[WHAT IS NEEDED]: Scan each line of the records for the word "admite" and extract the ones that have it.
######
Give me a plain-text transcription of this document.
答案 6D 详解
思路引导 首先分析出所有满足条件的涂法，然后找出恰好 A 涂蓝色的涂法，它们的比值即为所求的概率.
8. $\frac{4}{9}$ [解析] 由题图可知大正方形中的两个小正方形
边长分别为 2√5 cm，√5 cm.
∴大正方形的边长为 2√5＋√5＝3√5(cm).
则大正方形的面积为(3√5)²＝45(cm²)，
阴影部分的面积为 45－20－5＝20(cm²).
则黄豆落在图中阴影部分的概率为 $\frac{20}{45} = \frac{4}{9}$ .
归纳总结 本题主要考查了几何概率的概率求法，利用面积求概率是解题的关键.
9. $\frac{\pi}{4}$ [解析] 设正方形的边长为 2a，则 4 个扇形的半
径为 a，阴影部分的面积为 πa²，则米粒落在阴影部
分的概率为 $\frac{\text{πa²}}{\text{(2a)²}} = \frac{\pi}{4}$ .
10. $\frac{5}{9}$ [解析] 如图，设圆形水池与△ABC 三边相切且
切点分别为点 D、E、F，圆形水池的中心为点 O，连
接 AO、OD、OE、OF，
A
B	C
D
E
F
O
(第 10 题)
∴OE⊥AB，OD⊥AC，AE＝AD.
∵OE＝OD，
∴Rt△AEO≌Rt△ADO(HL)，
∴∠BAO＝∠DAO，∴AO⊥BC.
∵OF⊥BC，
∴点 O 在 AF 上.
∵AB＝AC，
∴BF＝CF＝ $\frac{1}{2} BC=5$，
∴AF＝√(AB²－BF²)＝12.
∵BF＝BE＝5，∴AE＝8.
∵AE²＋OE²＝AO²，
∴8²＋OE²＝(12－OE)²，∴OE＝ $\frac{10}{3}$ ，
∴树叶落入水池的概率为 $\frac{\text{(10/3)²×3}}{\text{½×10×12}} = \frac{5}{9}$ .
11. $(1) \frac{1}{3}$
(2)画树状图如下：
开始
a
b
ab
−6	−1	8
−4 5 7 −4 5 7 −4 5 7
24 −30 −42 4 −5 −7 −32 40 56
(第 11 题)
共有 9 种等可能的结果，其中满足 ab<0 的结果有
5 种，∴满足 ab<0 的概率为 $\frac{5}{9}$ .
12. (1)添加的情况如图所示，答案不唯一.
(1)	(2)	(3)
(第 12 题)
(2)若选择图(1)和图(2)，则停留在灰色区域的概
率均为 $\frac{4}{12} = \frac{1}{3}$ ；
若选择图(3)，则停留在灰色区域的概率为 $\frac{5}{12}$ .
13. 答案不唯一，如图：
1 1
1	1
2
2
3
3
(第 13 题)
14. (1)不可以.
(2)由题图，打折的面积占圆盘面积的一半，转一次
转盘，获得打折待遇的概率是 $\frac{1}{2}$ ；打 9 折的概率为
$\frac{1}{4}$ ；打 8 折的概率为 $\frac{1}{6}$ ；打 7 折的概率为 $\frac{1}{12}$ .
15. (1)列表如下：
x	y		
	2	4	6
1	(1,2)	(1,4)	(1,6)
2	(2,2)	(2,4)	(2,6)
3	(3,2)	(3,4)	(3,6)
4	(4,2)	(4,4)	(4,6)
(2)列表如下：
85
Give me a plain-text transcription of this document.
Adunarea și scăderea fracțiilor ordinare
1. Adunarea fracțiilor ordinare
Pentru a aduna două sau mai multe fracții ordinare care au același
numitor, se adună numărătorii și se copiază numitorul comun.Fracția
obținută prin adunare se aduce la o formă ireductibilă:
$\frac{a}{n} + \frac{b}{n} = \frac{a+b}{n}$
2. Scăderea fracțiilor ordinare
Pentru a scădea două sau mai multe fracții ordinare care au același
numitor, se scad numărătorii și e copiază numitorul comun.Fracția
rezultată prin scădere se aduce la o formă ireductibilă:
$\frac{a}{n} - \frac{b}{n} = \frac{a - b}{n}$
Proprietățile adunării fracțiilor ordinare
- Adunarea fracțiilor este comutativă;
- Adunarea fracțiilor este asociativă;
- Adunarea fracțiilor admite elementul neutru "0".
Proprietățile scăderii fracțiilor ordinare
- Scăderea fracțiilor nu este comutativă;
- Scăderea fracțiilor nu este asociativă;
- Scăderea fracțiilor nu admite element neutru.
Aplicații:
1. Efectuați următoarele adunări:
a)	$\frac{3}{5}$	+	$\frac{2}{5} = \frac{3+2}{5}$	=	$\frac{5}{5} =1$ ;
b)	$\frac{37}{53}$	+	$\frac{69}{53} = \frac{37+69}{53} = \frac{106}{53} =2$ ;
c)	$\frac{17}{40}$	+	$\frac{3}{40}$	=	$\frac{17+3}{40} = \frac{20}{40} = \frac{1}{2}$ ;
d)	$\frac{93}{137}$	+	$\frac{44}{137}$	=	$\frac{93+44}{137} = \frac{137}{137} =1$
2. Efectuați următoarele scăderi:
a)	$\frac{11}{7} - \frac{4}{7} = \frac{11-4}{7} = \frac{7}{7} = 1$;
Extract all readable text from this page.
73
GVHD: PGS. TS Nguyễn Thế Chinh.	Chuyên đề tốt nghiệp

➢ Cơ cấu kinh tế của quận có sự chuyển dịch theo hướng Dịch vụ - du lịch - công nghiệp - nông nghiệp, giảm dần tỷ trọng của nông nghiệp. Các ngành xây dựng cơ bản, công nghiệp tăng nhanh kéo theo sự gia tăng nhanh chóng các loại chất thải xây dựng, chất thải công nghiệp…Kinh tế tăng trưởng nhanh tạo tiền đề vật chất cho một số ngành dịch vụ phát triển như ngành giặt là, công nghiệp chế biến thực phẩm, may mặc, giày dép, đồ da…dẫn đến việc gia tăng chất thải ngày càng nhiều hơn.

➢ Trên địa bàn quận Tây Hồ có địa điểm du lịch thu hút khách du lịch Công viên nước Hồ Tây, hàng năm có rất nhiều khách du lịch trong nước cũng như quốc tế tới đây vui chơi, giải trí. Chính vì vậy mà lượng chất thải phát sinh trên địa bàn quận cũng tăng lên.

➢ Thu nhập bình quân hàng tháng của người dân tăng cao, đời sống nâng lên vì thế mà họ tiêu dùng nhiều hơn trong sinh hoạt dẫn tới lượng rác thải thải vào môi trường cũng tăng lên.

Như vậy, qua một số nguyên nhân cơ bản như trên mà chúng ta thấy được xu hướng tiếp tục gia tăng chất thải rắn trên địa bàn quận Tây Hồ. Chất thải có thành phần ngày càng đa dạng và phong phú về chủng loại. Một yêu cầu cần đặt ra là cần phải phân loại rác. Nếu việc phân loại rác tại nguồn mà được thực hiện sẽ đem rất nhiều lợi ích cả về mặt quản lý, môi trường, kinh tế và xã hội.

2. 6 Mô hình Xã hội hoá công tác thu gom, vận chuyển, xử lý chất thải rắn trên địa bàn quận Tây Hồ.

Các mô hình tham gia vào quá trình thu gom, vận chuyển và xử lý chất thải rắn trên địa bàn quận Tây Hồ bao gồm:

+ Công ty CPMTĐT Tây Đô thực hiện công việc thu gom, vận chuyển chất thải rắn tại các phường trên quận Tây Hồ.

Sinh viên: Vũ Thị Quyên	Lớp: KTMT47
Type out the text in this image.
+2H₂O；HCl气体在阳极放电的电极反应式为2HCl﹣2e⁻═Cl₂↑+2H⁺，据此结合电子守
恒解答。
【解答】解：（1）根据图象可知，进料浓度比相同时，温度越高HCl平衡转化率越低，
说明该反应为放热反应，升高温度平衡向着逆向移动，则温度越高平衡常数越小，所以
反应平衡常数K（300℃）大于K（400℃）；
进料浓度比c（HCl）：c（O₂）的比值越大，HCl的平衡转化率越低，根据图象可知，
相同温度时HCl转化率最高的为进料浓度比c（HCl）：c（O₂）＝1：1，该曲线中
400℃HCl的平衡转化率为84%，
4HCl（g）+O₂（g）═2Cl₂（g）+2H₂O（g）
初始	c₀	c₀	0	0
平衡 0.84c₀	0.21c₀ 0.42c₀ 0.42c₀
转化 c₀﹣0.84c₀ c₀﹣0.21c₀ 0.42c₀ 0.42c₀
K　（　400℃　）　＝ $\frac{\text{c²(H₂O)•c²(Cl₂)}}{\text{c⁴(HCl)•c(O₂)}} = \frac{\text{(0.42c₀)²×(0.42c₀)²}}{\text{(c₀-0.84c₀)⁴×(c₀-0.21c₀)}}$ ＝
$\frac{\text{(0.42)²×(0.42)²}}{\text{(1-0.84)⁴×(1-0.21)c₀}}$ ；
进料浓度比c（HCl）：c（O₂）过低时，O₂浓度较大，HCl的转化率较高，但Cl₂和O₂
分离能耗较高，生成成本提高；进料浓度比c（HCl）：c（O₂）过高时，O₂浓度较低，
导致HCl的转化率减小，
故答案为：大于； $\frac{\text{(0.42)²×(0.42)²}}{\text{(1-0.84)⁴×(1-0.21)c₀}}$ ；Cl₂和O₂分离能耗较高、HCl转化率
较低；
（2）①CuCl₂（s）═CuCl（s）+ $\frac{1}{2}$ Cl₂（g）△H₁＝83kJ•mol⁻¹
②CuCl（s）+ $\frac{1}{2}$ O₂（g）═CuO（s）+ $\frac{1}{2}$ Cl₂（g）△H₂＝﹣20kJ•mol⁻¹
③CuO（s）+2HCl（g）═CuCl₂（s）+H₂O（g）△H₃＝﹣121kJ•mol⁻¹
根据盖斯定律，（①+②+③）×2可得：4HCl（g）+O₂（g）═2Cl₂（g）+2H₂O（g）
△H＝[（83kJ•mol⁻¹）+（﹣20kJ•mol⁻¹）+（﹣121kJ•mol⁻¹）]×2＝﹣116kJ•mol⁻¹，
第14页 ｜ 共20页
######
[SOLUTION TO THIS EXERCISE]:
- Adunarea fracțiilor admite elementul neutru "0".
- Scăderea fracțiilor nu admite element neutru.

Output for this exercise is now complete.